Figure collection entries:
============

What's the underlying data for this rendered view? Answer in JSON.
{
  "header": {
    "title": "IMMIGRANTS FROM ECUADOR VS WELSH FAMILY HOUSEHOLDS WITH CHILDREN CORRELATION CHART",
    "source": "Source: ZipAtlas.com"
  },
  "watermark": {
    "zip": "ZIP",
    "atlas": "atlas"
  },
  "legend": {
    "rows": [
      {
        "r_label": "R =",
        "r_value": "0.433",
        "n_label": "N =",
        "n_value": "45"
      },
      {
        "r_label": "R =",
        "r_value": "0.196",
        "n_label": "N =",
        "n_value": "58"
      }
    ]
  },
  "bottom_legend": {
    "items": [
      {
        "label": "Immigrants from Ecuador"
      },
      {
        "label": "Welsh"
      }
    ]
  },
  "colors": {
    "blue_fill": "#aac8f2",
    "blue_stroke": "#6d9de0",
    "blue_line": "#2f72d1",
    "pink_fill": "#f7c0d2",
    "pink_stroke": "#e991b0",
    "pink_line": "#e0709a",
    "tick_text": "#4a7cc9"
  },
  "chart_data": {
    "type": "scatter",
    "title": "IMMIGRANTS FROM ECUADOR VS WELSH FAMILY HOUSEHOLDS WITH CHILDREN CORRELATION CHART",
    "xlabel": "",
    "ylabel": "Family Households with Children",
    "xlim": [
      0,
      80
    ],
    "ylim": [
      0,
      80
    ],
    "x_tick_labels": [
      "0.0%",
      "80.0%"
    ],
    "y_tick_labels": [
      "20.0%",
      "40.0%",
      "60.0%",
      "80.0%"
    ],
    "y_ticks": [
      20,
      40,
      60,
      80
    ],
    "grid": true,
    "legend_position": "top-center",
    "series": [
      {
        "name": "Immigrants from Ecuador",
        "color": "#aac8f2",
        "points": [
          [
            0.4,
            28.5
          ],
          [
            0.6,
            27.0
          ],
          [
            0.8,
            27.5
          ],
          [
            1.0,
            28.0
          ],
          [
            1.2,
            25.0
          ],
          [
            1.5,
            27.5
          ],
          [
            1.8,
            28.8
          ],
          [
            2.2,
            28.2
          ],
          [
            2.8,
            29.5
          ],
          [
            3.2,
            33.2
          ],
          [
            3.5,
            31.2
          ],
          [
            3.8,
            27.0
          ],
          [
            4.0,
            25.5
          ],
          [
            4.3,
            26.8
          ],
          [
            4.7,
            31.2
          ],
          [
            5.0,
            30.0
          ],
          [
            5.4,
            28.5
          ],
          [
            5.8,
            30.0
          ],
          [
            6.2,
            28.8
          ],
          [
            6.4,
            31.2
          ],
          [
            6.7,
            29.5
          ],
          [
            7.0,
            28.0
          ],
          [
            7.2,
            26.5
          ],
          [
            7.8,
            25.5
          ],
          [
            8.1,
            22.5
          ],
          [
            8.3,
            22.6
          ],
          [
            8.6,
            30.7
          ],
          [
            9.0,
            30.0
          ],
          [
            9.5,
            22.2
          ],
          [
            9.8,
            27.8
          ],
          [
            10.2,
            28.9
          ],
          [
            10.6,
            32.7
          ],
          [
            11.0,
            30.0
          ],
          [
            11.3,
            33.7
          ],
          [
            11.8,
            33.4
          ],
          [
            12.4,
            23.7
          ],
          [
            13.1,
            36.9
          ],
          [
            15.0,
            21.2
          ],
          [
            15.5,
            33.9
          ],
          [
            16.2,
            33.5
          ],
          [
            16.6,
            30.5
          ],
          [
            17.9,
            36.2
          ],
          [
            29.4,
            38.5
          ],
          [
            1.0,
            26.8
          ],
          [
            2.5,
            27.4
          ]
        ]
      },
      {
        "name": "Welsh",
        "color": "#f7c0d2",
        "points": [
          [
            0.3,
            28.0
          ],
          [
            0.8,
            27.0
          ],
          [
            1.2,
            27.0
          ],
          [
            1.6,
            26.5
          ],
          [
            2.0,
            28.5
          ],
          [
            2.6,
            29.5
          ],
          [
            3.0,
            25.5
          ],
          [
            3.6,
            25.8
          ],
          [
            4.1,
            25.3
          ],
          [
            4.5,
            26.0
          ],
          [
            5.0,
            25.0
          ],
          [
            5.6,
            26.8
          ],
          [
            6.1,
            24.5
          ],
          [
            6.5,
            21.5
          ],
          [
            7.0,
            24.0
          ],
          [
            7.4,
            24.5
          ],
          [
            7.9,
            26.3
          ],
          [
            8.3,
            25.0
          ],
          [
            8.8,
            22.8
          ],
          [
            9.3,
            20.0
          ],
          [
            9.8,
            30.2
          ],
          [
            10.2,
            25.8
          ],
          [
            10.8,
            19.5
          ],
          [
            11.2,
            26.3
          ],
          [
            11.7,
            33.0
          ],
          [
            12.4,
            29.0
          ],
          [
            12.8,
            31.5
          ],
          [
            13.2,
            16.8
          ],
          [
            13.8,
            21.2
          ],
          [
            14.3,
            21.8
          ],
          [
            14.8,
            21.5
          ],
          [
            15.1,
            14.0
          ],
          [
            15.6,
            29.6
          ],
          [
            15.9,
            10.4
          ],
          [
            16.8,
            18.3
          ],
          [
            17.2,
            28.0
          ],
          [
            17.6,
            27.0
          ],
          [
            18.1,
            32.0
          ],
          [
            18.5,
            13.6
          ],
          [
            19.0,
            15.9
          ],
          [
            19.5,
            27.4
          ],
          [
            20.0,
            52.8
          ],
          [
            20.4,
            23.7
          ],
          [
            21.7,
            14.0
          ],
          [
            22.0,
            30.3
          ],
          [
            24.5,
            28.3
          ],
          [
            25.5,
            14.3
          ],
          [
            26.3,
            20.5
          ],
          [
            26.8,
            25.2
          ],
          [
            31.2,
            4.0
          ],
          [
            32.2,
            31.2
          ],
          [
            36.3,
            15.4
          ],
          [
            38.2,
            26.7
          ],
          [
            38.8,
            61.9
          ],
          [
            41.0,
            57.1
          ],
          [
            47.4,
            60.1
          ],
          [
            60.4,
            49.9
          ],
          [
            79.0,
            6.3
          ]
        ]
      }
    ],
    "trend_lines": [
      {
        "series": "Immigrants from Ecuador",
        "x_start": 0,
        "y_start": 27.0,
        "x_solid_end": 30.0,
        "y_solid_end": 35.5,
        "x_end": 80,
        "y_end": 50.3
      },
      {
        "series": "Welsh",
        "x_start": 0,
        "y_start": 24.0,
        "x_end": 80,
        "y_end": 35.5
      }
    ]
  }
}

============

• [WRITTEN PROBLEM]: Copy out each line exactly.

• [WRITTEN RESPONSE]:
What's the underlying data for this rendered view? Answer in JSON.
{
  "header": {
    "title": "IMMIGRANTS FROM ECUADOR VS WELSH FAMILY HOUSEHOLDS WITH CHILDREN CORRELATION CHART",
    "source": "Source: ZipAtlas.com"
  },
  "watermark": {
    "zip": "ZIP",
    "atlas": "atlas"
  },
  "legend": {
    "rows": [
      {
        "r_label": "R =",
        "r_value": "0.433",
        "n_label": "N =",
        "n_value": "45"
      },
      {
        "r_label": "R =",
        "r_value": "0.196",
        "n_label": "N =",
        "n_value": "58"
      }
    ]
  },
  "bottom_legend": {
    "items": [
      {
        "label": "Immigrants from Ecuador"
      },
      {
        "label": "Welsh"
      }
    ]
  },
  "colors": {
    "blue_fill": "#aac8f2",
    "blue_stroke": "#6d9de0",
    "blue_line": "#2f72d1",
    "pink_fill": "#f7c0d2",
    "pink_stroke": "#e991b0",
    "pink_line": "#e0709a",
    "tick_text": "#4a7cc9"
  },
  "chart_data": {
    "type": "scatter",
    "title": "IMMIGRANTS FROM ECUADOR VS WELSH FAMILY HOUSEHOLDS WITH CHILDREN CORRELATION CHART",
    "xlabel": "",
    "ylabel": "Family Households with Children",
    "xlim": [
      0,
      80
    ],
    "ylim": [
      0,
      80
    ],
    "x_tick_labels": [
      "0.0%",
      "80.0%"
    ],
    "y_tick_labels": [
      "20.0%",
      "40.0%",
      "60.0%",
      "80.0%"
    ],
    "y_ticks": [
      20,
      40,
      60,
      80
    ],
    "grid": true,
    "legend_position": "top-center",
    "series": [
      {
        "name": "Immigrants from Ecuador",
        "color": "#aac8f2",
        "points": [
          [
            0.4,
            28.5
          ],
          [
            0.6,
            27.0
          ],
          [
            0.8,
            27.5
          ],
          [
            1.0,
            28.0
          ],
          [
            1.2,
            25.0
          ],
          [
            1.5,
            27.5
          ],
          [
            1.8,
            28.8
          ],
          [
            2.2,
            28.2
          ],
          [
            2.8,
            29.5
          ],
          [
            3.2,
            33.2
          ],
          [
            3.5,
            31.2
          ],
          [
            3.8,
            27.0
          ],
          [
            4.0,
            25.5
          ],
          [
            4.3,
            26.8
          ],
          [
            4.7,
            31.2
          ],
          [
            5.0,
            30.0
          ],
          [
            5.4,
            28.5
          ],
          [
            5.8,
            30.0
          ],
          [
            6.2,
            28.8
          ],
          [
            6.4,
            31.2
          ],
          [
            6.7,
            29.5
          ],
          [
            7.0,
            28.0
          ],
          [
            7.2,
            26.5
          ],
          [
            7.8,
            25.5
          ],
          [
            8.1,
            22.5
          ],
          [
            8.3,
            22.6
          ],
          [
            8.6,
            30.7
          ],
          [
            9.0,
            30.0
          ],
          [
            9.5,
            22.2
          ],
          [
            9.8,
            27.8
          ],
          [
            10.2,
            28.9
          ],
          [
            10.6,
            32.7
          ],
          [
            11.0,
            30.0
          ],
          [
            11.3,
            33.7
          ],
          [
            11.8,
            33.4
          ],
          [
            12.4,
            23.7
          ],
          [
            13.1,
            36.9
          ],
          [
            15.0,
            21.2
          ],
          [
            15.5,
            33.9
          ],
          [
            16.2,
            33.5
          ],
          [
            16.6,
            30.5
          ],
          [
            17.9,
            36.2
          ],
          [
            29.4,
            38.5
          ],
          [
            1.0,
            26.8
          ],
          [
            2.5,
            27.4
          ]
        ]
      },
      {
        "name": "Welsh",
        "color": "#f7c0d2",
        "points": [
          [
            0.3,
            28.0
          ],
          [
            0.8,
            27.0
          ],
          [
            1.2,
            27.0
          ],
          [
            1.6,
            26.5
          ],
          [
            2.0,
            28.5
          ],
          [
            2.6,
            29.5
          ],
          [
            3.0,
            25.5
          ],
          [
            3.6,
            25.8
          ],
          [
            4.1,
            25.3
          ],
          [
            4.5,
            26.0
          ],
          [
            5.0,
            25.0
          ],
          [
            5.6,
            26.8
          ],
          [
            6.1,
            24.5
          ],
          [
            6.5,
            21.5
          ],
          [
            7.0,
            24.0
          ],
          [
            7.4,
            24.5
          ],
          [
            7.9,
            26.3
          ],
          [
            8.3,
            25.0
          ],
          [
            8.8,
            22.8
          ],
          [
            9.3,
            20.0
          ],
          [
            9.8,
            30.2
          ],
          [
            10.2,
            25.8
          ],
          [
            10.8,
            19.5
          ],
          [
            11.2,
            26.3
          ],
          [
            11.7,
            33.0
          ],
          [
            12.4,
            29.0
          ],
          [
            12.8,
            31.5
          ],
          [
            13.2,
            16.8
          ],
          [
            13.8,
            21.2
          ],
          [
            14.3,
            21.8
          ],
          [
            14.8,
            21.5
          ],
          [
            15.1,
            14.0
          ],
          [
            15.6,
            29.6
          ],
          [
            15.9,
            10.4
          ],
          [
            16.8,
            18.3
          ],
          [
            17.2,
            28.0
          ],
          [
            17.6,
            27.0
          ],
          [
            18.1,
            32.0
          ],
          [
            18.5,
            13.6
          ],
          [
            19.0,
            15.9
          ],
          [
            19.5,
            27.4
          ],
          [
            20.0,
            52.8
          ],
          [
            20.4,
            23.7
          ],
          [
            21.7,
            14.0
          ],
          [
            22.0,
            30.3
          ],
          [
            24.5,
            28.3
          ],
          [
            25.5,
            14.3
          ],
          [
            26.3,
            20.5
          ],
          [
            26.8,
            25.2
          ],
          [
            31.2,
            4.0
          ],
          [
            32.2,
            31.2
          ],
          [
            36.3,
            15.4
          ],
          [
            38.2,
            26.7
          ],
          [
            38.8,
            61.9
          ],
          [
            41.0,
            57.1
          ],
          [
            47.4,
            60.1
          ],
          [
            60.4,
            49.9
          ],
          [
            79.0,
            6.3
          ]
        ]
      }
    ],
    "trend_lines": [
      {
        "series": "Immigrants from Ecuador",
        "x_start": 0,
        "y_start": 27.0,
        "x_solid_end": 30.0,
        "y_solid_end": 35.5,
        "x_end": 80,
        "y_end": 50.3
      },
      {
        "series": "Welsh",
        "x_start": 0,
        "y_start": 24.0,
        "x_end": 80,
        "y_end": 35.5
      }
    ]
  }
}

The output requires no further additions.